_Exercise brief:_
Reproduce each of the lines word for word.

_Given data:_
══════════

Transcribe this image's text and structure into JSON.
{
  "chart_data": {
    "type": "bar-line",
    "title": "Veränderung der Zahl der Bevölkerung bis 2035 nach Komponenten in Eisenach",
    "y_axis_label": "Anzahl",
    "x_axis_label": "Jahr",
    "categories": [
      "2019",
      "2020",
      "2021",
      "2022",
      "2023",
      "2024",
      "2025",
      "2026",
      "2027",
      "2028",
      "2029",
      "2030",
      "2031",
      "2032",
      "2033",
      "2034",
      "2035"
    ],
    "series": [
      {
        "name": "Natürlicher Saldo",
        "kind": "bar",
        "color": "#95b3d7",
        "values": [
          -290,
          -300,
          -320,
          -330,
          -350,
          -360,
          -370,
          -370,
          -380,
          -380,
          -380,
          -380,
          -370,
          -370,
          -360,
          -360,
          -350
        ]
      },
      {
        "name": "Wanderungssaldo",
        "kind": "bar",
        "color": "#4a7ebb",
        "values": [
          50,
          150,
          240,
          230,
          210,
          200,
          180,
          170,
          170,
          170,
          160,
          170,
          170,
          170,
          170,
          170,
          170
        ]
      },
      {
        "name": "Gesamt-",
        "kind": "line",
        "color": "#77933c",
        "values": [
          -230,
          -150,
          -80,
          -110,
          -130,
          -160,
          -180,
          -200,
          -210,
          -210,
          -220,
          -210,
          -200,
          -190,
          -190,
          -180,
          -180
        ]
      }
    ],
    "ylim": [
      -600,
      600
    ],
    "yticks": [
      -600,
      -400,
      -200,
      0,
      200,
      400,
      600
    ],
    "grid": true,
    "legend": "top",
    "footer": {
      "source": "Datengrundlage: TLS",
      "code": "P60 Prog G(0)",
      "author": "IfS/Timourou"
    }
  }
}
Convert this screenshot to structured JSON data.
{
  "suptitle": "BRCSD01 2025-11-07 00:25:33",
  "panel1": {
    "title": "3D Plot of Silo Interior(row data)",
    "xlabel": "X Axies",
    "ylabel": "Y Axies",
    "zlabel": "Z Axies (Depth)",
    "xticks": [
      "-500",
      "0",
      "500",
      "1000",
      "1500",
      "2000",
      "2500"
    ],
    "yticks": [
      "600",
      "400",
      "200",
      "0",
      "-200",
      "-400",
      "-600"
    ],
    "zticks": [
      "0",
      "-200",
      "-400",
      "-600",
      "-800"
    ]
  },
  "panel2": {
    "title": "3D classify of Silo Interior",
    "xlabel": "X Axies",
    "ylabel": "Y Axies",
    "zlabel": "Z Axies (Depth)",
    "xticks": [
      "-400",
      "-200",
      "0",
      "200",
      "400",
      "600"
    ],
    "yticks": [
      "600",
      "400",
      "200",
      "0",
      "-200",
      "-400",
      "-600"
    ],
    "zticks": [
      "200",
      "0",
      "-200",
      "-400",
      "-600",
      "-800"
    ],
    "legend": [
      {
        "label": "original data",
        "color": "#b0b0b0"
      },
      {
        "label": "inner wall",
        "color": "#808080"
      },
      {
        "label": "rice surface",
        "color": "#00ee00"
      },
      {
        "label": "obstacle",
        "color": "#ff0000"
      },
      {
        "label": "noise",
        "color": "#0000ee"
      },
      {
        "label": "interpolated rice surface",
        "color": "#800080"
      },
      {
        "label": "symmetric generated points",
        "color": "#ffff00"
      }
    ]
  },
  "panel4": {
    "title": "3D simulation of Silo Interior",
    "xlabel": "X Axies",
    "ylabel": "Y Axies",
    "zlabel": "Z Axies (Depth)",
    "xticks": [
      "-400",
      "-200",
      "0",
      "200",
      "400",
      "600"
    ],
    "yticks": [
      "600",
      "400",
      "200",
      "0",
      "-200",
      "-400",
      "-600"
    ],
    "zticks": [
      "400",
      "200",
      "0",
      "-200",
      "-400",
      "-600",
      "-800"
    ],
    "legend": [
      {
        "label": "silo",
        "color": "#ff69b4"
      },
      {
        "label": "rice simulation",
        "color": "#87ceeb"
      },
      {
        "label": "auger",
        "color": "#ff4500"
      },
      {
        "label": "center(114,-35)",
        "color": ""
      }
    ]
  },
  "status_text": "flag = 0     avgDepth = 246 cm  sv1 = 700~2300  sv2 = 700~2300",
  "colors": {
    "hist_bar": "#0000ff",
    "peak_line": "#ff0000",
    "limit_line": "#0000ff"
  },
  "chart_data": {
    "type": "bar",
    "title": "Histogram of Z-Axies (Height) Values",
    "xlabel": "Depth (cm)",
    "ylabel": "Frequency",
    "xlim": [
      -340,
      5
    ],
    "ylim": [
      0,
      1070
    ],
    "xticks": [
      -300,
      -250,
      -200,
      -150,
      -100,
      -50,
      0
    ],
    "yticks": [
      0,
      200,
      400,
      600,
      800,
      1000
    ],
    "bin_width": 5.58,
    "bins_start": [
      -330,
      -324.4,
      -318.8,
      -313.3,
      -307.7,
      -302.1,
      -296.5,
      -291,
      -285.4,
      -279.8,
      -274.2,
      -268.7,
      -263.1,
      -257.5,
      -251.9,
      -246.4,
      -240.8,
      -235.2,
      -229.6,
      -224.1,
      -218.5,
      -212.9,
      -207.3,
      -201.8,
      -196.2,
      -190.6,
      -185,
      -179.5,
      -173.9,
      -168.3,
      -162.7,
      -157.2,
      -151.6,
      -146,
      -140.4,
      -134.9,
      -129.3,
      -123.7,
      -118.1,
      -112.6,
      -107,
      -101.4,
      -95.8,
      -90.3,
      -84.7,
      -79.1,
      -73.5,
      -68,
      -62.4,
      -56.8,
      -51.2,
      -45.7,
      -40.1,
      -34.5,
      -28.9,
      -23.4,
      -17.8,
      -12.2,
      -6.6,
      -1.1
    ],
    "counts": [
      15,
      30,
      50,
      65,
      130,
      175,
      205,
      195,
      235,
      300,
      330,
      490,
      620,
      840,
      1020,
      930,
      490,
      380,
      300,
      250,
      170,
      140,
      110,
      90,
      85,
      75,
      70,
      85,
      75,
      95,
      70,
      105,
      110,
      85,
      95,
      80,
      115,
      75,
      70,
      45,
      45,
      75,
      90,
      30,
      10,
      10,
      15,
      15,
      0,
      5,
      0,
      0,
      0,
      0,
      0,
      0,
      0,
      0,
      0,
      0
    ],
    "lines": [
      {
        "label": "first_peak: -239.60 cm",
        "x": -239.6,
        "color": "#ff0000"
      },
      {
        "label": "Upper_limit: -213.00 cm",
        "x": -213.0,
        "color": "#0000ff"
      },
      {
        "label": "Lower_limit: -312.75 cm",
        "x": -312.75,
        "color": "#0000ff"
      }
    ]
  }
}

══════════

_Answer for this exercise:_
Transcribe this image's text and structure into JSON.
{
  "chart_data": {
    "type": "bar-line",
    "title": "Veränderung der Zahl der Bevölkerung bis 2035 nach Komponenten in Eisenach",
    "y_axis_label": "Anzahl",
    "x_axis_label": "Jahr",
    "categories": [
      "2019",
      "2020",
      "2021",
      "2022",
      "2023",
      "2024",
      "2025",
      "2026",
      "2027",
      "2028",
      "2029",
      "2030",
      "2031",
      "2032",
      "2033",
      "2034",
      "2035"
    ],
    "series": [
      {
        "name": "Natürlicher Saldo",
        "kind": "bar",
        "color": "#95b3d7",
        "values": [
          -290,
          -300,
          -320,
          -330,
          -350,
          -360,
          -370,
          -370,
          -380,
          -380,
          -380,
          -380,
          -370,
          -370,
          -360,
          -360,
          -350
        ]
      },
      {
        "name": "Wanderungssaldo",
        "kind": "bar",
        "color": "#4a7ebb",
        "values": [
          50,
          150,
          240,
          230,
          210,
          200,
          180,
          170,
          170,
          170,
          160,
          170,
          170,
          170,
          170,
          170,
          170
        ]
      },
      {
        "name": "Gesamt-",
        "kind": "line",
        "color": "#77933c",
        "values": [
          -230,
          -150,
          -80,
          -110,
          -130,
          -160,
          -180,
          -200,
          -210,
          -210,
          -220,
          -210,
          -200,
          -190,
          -190,
          -180,
          -180
        ]
      }
    ],
    "ylim": [
      -600,
      600
    ],
    "yticks": [
      -600,
      -400,
      -200,
      0,
      200,
      400,
      600
    ],
    "grid": true,
    "legend": "top",
    "footer": {
      "source": "Datengrundlage: TLS",
      "code": "P60 Prog G(0)",
      "author": "IfS/Timourou"
    }
  }
}
Convert this screenshot to structured JSON data.
{
  "suptitle": "BRCSD01 2025-11-07 00:25:33",
  "panel1": {
    "title": "3D Plot of Silo Interior(row data)",
    "xlabel": "X Axies",
    "ylabel": "Y Axies",
    "zlabel": "Z Axies (Depth)",
    "xticks": [
      "-500",
      "0",
      "500",
      "1000",
      "1500",
      "2000",
      "2500"
    ],
    "yticks": [
      "600",
      "400",
      "200",
      "0",
      "-200",
      "-400",
      "-600"
    ],
    "zticks": [
      "0",
      "-200",
      "-400",
      "-600",
      "-800"
    ]
  },
  "panel2": {
    "title": "3D classify of Silo Interior",
    "xlabel": "X Axies",
    "ylabel": "Y Axies",
    "zlabel": "Z Axies (Depth)",
    "xticks": [
      "-400",
      "-200",
      "0",
      "200",
      "400",
      "600"
    ],
    "yticks": [
      "600",
      "400",
      "200",
      "0",
      "-200",
      "-400",
      "-600"
    ],
    "zticks": [
      "200",
      "0",
      "-200",
      "-400",
      "-600",
      "-800"
    ],
    "legend": [
      {
        "label": "original data",
        "color": "#b0b0b0"
      },
      {
        "label": "inner wall",
        "color": "#808080"
      },
      {
        "label": "rice surface",
        "color": "#00ee00"
      },
      {
        "label": "obstacle",
        "color": "#ff0000"
      },
      {
        "label": "noise",
        "color": "#0000ee"
      },
      {
        "label": "interpolated rice surface",
        "color": "#800080"
      },
      {
        "label": "symmetric generated points",
        "color": "#ffff00"
      }
    ]
  },
  "panel4": {
    "title": "3D simulation of Silo Interior",
    "xlabel": "X Axies",
    "ylabel": "Y Axies",
    "zlabel": "Z Axies (Depth)",
    "xticks": [
      "-400",
      "-200",
      "0",
      "200",
      "400",
      "600"
    ],
    "yticks": [
      "600",
      "400",
      "200",
      "0",
      "-200",
      "-400",
      "-600"
    ],
    "zticks": [
      "400",
      "200",
      "0",
      "-200",
      "-400",
      "-600",
      "-800"
    ],
    "legend": [
      {
        "label": "silo",
        "color": "#ff69b4"
      },
      {
        "label": "rice simulation",
        "color": "#87ceeb"
      },
      {
        "label": "auger",
        "color": "#ff4500"
      },
      {
        "label": "center(114,-35)",
        "color": ""
      }
    ]
  },
  "status_text": "flag = 0     avgDepth = 246 cm  sv1 = 700~2300  sv2 = 700~2300",
  "colors": {
    "hist_bar": "#0000ff",
    "peak_line": "#ff0000",
    "limit_line": "#0000ff"
  },
  "chart_data": {
    "type": "bar",
    "title": "Histogram of Z-Axies (Height) Values",
    "xlabel": "Depth (cm)",
    "ylabel": "Frequency",
    "xlim": [
      -340,
      5
    ],
    "ylim": [
      0,
      1070
    ],
    "xticks": [
      -300,
      -250,
      -200,
      -150,
      -100,
      -50,
      0
    ],
    "yticks": [
      0,
      200,
      400,
      600,
      800,
      1000
    ],
    "bin_width": 5.58,
    "bins_start": [
      -330,
      -324.4,
      -318.8,
      -313.3,
      -307.7,
      -302.1,
      -296.5,
      -291,
      -285.4,
      -279.8,
      -274.2,
      -268.7,
      -263.1,
      -257.5,
      -251.9,
      -246.4,
      -240.8,
      -235.2,
      -229.6,
      -224.1,
      -218.5,
      -212.9,
      -207.3,
      -201.8,
      -196.2,
      -190.6,
      -185,
      -179.5,
      -173.9,
      -168.3,
      -162.7,
      -157.2,
      -151.6,
      -146,
      -140.4,
      -134.9,
      -129.3,
      -123.7,
      -118.1,
      -112.6,
      -107,
      -101.4,
      -95.8,
      -90.3,
      -84.7,
      -79.1,
      -73.5,
      -68,
      -62.4,
      -56.8,
      -51.2,
      -45.7,
      -40.1,
      -34.5,
      -28.9,
      -23.4,
      -17.8,
      -12.2,
      -6.6,
      -1.1
    ],
    "counts": [
      15,
      30,
      50,
      65,
      130,
      175,
      205,
      195,
      235,
      300,
      330,
      490,
      620,
      840,
      1020,
      930,
      490,
      380,
      300,
      250,
      170,
      140,
      110,
      90,
      85,
      75,
      70,
      85,
      75,
      95,
      70,
      105,
      110,
      85,
      95,
      80,
      115,
      75,
      70,
      45,
      45,
      75,
      90,
      30,
      10,
      10,
      15,
      15,
      0,
      5,
      0,
      0,
      0,
      0,
      0,
      0,
      0,
      0,
      0,
      0
    ],
    "lines": [
      {
        "label": "first_peak: -239.60 cm",
        "x": -239.6,
        "color": "#ff0000"
      },
      {
        "label": "Upper_limit: -213.00 cm",
        "x": -213.0,
        "color": "#0000ff"
      },
      {
        "label": "Lower_limit: -312.75 cm",
        "x": -312.75,
        "color": "#0000ff"
      }
    ]
  }
}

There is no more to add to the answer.